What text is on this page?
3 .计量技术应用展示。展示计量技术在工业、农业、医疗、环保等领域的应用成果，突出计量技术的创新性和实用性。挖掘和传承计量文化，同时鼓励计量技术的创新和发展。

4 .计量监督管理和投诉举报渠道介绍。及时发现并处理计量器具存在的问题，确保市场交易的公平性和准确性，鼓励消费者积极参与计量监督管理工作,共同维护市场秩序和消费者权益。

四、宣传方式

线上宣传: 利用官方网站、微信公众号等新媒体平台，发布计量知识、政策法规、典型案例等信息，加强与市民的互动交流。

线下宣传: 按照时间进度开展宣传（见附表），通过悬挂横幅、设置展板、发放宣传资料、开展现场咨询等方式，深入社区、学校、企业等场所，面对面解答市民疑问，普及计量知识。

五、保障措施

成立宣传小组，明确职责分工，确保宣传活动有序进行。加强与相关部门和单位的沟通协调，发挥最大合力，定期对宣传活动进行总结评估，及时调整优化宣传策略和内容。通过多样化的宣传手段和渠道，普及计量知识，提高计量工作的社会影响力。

⁂

▶ **Requirement**
Output each entry precisely as given.

▶ **Response to the exercise**
What text is on this page?
3 .计量技术应用展示。展示计量技术在工业、农业、医疗、环保等领域的应用成果，突出计量技术的创新性和实用性。挖掘和传承计量文化，同时鼓励计量技术的创新和发展。

4 .计量监督管理和投诉举报渠道介绍。及时发现并处理计量器具存在的问题，确保市场交易的公平性和准确性，鼓励消费者积极参与计量监督管理工作,共同维护市场秩序和消费者权益。

四、宣传方式

线上宣传: 利用官方网站、微信公众号等新媒体平台，发布计量知识、政策法规、典型案例等信息，加强与市民的互动交流。

线下宣传: 按照时间进度开展宣传（见附表），通过悬挂横幅、设置展板、发放宣传资料、开展现场咨询等方式，深入社区、学校、企业等场所，面对面解答市民疑问，普及计量知识。

五、保障措施

成立宣传小组，明确职责分工，确保宣传活动有序进行。加强与相关部门和单位的沟通协调，发挥最大合力，定期对宣传活动进行总结评估，及时调整优化宣传策略和内容。通过多样化的宣传手段和渠道，普及计量知识，提高计量工作的社会影响力。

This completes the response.